§ **AIM OF THE EXERCISE**: Locate every line that holds the string "nrequirement" and copy it.

§ **DATASET EXTRACT**:
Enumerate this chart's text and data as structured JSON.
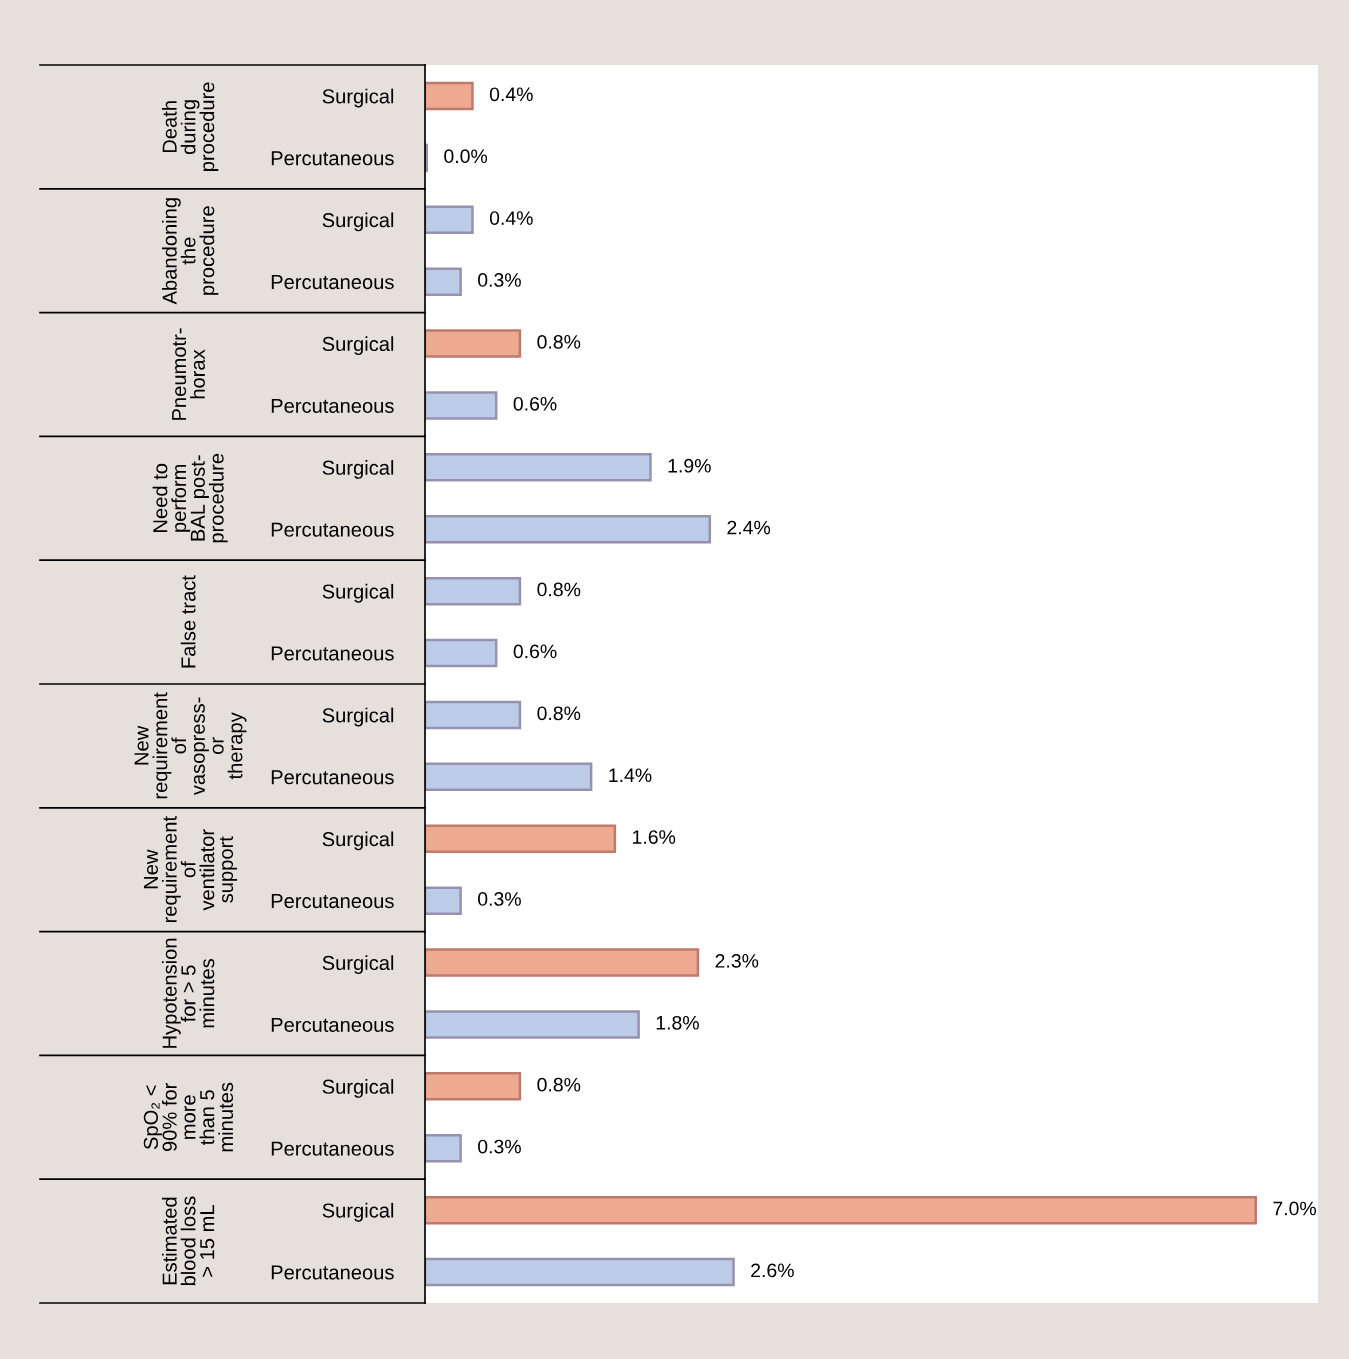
{
  "chart_data": {
    "type": "bar",
    "orientation": "horizontal",
    "categories": [
      "Surgical",
      "Percutaneous",
      "Surgical",
      "Percutaneous",
      "Surgical",
      "Percutaneous",
      "Surgical",
      "Percutaneous",
      "Surgical",
      "Percutaneous",
      "Surgical",
      "Percutaneous",
      "Surgical",
      "Percutaneous",
      "Surgical",
      "Percutaneous",
      "Surgical",
      "Percutaneous",
      "Surgical",
      "Percutaneous"
    ],
    "values": [
      0.4,
      0.0,
      0.4,
      0.3,
      0.8,
      0.6,
      1.9,
      2.4,
      0.8,
      0.6,
      0.8,
      1.4,
      1.6,
      0.3,
      2.3,
      1.8,
      0.8,
      0.3,
      7.0,
      2.6
    ],
    "value_labels": [
      "0.4%",
      "0.0%",
      "0.4%",
      "0.3%",
      "0.8%",
      "0.6%",
      "1.9%",
      "2.4%",
      "0.8%",
      "0.6%",
      "0.8%",
      "1.4%",
      "1.6%",
      "0.3%",
      "2.3%",
      "1.8%",
      "0.8%",
      "0.3%",
      "7.0%",
      "2.6%"
    ],
    "colors": [
      "#eeaa90",
      "#bccbe8",
      "#bccbe8",
      "#bccbe8",
      "#eeaa90",
      "#bccbe8",
      "#bccbe8",
      "#bccbe8",
      "#bccbe8",
      "#bccbe8",
      "#bccbe8",
      "#bccbe8",
      "#eeaa90",
      "#bccbe8",
      "#eeaa90",
      "#bccbe8",
      "#eeaa90",
      "#bccbe8",
      "#eeaa90",
      "#bccbe8"
    ],
    "annotations": [
      "Death\nduring\nprocedure",
      "Abandoning\nthe\nprocedure",
      "Pneumotr-\nhorax",
      "Need to\nperform\nBAL post-\nprocedure",
      "False tract",
      "New\nrequirement\nof\nvasopress-\nor\ntherapy",
      "New\nrequirement\nof\nventilator\nsupport",
      "Hypotension\nfor > 5\nminutes",
      "SpO₂ <\n90% for\nmore\nthan 5\nminutes",
      "Estimated\nblood loss\n> 15 mL"
    ],
    "grid": false,
    "legend": false
  }
}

§ **EXPECTED ANSWER**:
      "New\nrequirement\nof\nvasopress-\nor\ntherapy",
      "New\nrequirement\nof\nventilator\nsupport",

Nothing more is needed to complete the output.